▶ **Task prompt**
Every record must be transcribed in its entirety, apart from the images, which are to be omitted.

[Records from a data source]
================
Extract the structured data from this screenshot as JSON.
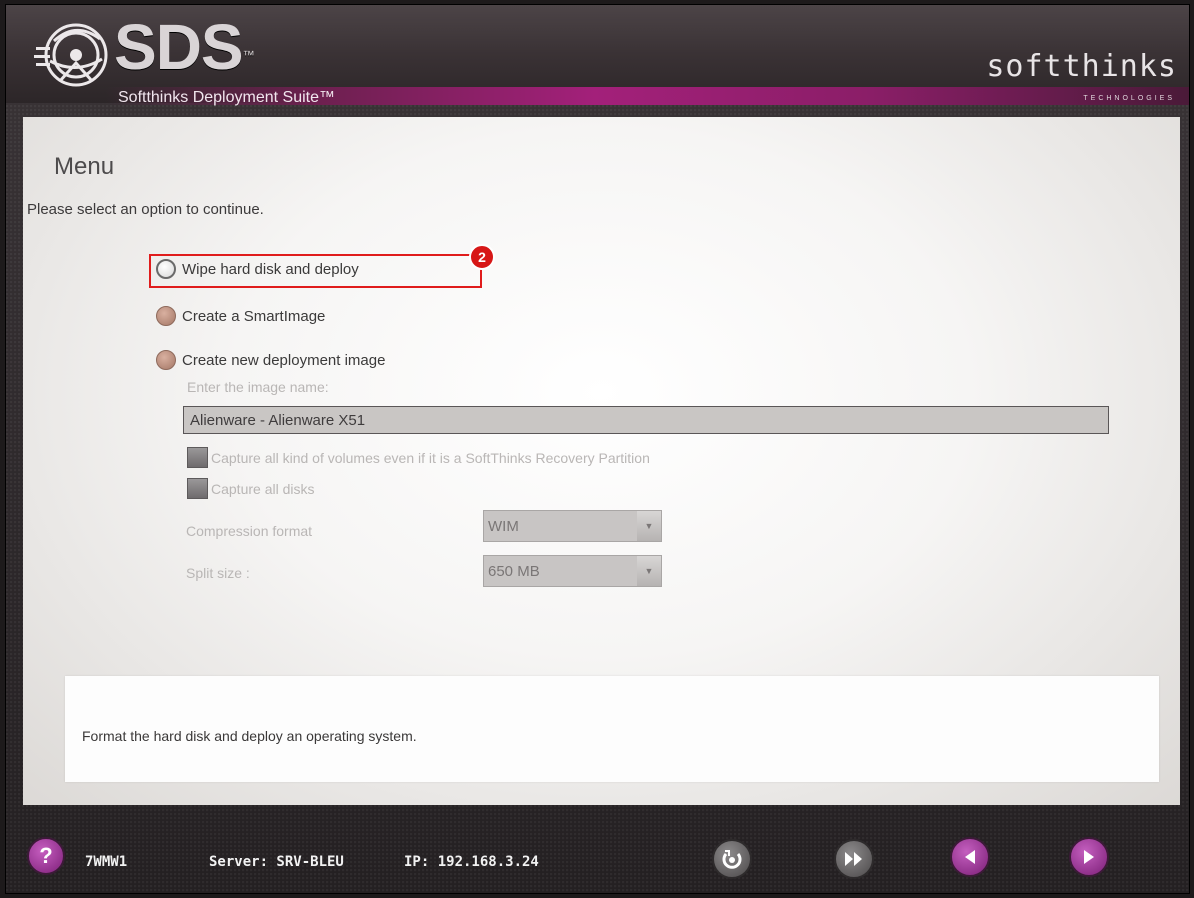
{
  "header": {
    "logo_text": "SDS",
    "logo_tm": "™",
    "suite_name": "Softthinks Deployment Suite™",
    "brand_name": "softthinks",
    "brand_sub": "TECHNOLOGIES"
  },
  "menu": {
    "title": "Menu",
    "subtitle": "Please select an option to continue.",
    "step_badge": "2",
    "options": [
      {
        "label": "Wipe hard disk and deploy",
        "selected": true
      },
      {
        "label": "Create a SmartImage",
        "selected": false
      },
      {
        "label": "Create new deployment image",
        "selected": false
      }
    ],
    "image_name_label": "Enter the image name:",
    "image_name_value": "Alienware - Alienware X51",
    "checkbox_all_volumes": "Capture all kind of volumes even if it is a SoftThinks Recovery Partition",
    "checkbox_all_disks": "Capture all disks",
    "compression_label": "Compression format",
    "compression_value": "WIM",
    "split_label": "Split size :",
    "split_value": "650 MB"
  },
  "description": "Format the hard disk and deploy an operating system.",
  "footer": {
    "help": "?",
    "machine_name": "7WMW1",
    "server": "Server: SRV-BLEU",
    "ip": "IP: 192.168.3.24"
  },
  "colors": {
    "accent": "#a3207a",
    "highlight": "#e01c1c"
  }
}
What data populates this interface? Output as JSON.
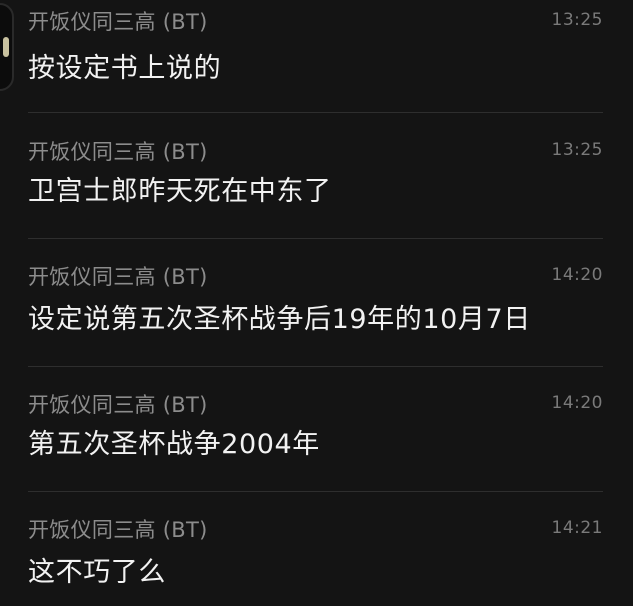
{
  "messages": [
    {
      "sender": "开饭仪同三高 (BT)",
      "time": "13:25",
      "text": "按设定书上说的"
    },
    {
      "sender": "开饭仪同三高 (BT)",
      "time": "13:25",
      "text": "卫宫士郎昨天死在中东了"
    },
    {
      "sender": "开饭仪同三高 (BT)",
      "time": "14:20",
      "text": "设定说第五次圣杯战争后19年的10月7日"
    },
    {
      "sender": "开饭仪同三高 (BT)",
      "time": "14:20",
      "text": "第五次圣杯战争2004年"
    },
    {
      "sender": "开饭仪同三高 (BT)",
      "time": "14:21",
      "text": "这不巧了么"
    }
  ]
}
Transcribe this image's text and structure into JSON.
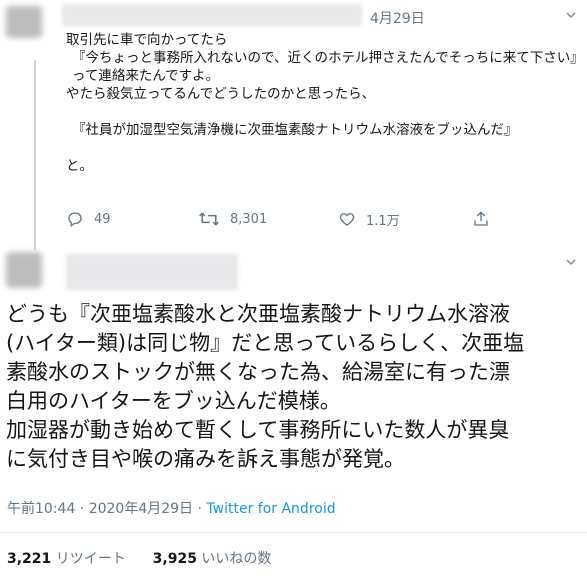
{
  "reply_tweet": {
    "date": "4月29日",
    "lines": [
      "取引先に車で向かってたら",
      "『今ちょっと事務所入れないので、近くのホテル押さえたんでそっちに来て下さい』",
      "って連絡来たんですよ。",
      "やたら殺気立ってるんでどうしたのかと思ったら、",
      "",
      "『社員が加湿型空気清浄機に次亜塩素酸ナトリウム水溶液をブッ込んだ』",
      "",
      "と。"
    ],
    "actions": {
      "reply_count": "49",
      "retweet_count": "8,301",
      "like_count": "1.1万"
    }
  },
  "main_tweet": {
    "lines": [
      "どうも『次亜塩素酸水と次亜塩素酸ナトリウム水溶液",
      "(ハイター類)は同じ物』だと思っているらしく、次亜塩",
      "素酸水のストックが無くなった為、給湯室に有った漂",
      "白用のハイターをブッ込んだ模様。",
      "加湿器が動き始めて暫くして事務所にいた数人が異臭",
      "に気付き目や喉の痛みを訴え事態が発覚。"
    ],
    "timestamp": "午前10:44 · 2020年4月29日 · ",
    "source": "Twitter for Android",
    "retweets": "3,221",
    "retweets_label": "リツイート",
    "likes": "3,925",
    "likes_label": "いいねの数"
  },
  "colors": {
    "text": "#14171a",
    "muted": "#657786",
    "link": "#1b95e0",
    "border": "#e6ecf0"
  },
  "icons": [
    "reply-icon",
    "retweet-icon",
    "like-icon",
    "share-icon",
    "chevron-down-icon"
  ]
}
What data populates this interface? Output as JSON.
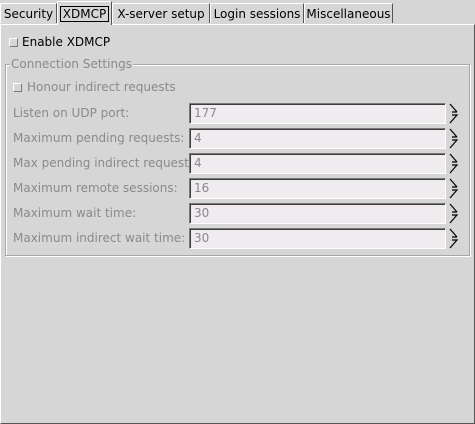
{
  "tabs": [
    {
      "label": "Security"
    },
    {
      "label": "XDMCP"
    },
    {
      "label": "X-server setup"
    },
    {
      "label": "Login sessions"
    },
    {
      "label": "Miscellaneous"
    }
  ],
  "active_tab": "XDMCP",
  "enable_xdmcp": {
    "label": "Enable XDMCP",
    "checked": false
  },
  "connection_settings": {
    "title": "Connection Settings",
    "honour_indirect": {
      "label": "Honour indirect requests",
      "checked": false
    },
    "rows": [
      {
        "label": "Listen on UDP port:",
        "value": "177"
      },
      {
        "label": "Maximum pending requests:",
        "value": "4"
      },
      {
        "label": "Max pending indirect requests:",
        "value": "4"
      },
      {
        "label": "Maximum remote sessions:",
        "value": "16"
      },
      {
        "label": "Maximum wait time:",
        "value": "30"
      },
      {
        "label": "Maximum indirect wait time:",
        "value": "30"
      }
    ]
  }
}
================
▶ **Answer in full**
Extract the structured data from this screenshot as JSON.
{
  "header": {
    "logo_text": "SDS",
    "logo_tm": "™",
    "suite_name": "Softthinks Deployment Suite™",
    "brand_name": "softthinks",
    "brand_sub": "TECHNOLOGIES"
  },
  "menu": {
    "title": "Menu",
    "subtitle": "Please select an option to continue.",
    "step_badge": "2",
    "options": [
      {
        "label": "Wipe hard disk and deploy",
        "selected": true
      },
      {
        "label": "Create a SmartImage",
        "selected": false
      },
      {
        "label": "Create new deployment image",
        "selected": false
      }
    ],
    "image_name_label": "Enter the image name:",
    "image_name_value": "Alienware - Alienware X51",
    "checkbox_all_volumes": "Capture all kind of volumes even if it is a SoftThinks Recovery Partition",
    "checkbox_all_disks": "Capture all disks",
    "compression_label": "Compression format",
    "compression_value": "WIM",
    "split_label": "Split size :",
    "split_value": "650 MB"
  },
  "description": "Format the hard disk and deploy an operating system.",
  "footer": {
    "help": "?",
    "machine_name": "7WMW1",
    "server": "Server: SRV-BLEU",
    "ip": "IP: 192.168.3.24"
  },
  "colors": {
    "accent": "#a3207a",
    "highlight": "#e01c1c"
  }
}
What data populates this interface? Output as JSON.
{
  "messages": [
    {
      "sender": "开饭仪同三高 (BT)",
      "time": "13:25",
      "text": "按设定书上说的"
    },
    {
      "sender": "开饭仪同三高 (BT)",
      "time": "13:25",
      "text": "卫宫士郎昨天死在中东了"
    },
    {
      "sender": "开饭仪同三高 (BT)",
      "time": "14:20",
      "text": "设定说第五次圣杯战争后19年的10月7日"
    },
    {
      "sender": "开饭仪同三高 (BT)",
      "time": "14:20",
      "text": "第五次圣杯战争2004年"
    },
    {
      "sender": "开饭仪同三高 (BT)",
      "time": "14:21",
      "text": "这不巧了么"
    }
  ]
}
Transcribe this image's text and structure into JSON.
{
  "reply_tweet": {
    "date": "4月29日",
    "lines": [
      "取引先に車で向かってたら",
      "『今ちょっと事務所入れないので、近くのホテル押さえたんでそっちに来て下さい』",
      "って連絡来たんですよ。",
      "やたら殺気立ってるんでどうしたのかと思ったら、",
      "",
      "『社員が加湿型空気清浄機に次亜塩素酸ナトリウム水溶液をブッ込んだ』",
      "",
      "と。"
    ],
    "actions": {
      "reply_count": "49",
      "retweet_count": "8,301",
      "like_count": "1.1万"
    }
  },
  "main_tweet": {
    "lines": [
      "どうも『次亜塩素酸水と次亜塩素酸ナトリウム水溶液",
      "(ハイター類)は同じ物』だと思っているらしく、次亜塩",
      "素酸水のストックが無くなった為、給湯室に有った漂",
      "白用のハイターをブッ込んだ模様。",
      "加湿器が動き始めて暫くして事務所にいた数人が異臭",
      "に気付き目や喉の痛みを訴え事態が発覚。"
    ],
    "timestamp": "午前10:44 · 2020年4月29日 · ",
    "source": "Twitter for Android",
    "retweets": "3,221",
    "retweets_label": "リツイート",
    "likes": "3,925",
    "likes_label": "いいねの数"
  },
  "colors": {
    "text": "#14171a",
    "muted": "#657786",
    "link": "#1b95e0",
    "border": "#e6ecf0"
  },
  "icons": [
    "reply-icon",
    "retweet-icon",
    "like-icon",
    "share-icon",
    "chevron-down-icon"
  ]
}
What data populates this interface? Output as JSON.
{
  "tabs": [
    {
      "label": "Security"
    },
    {
      "label": "XDMCP"
    },
    {
      "label": "X-server setup"
    },
    {
      "label": "Login sessions"
    },
    {
      "label": "Miscellaneous"
    }
  ],
  "active_tab": "XDMCP",
  "enable_xdmcp": {
    "label": "Enable XDMCP",
    "checked": false
  },
  "connection_settings": {
    "title": "Connection Settings",
    "honour_indirect": {
      "label": "Honour indirect requests",
      "checked": false
    },
    "rows": [
      {
        "label": "Listen on UDP port:",
        "value": "177"
      },
      {
        "label": "Maximum pending requests:",
        "value": "4"
      },
      {
        "label": "Max pending indirect requests:",
        "value": "4"
      },
      {
        "label": "Maximum remote sessions:",
        "value": "16"
      },
      {
        "label": "Maximum wait time:",
        "value": "30"
      },
      {
        "label": "Maximum indirect wait time:",
        "value": "30"
      }
    ]
  }
}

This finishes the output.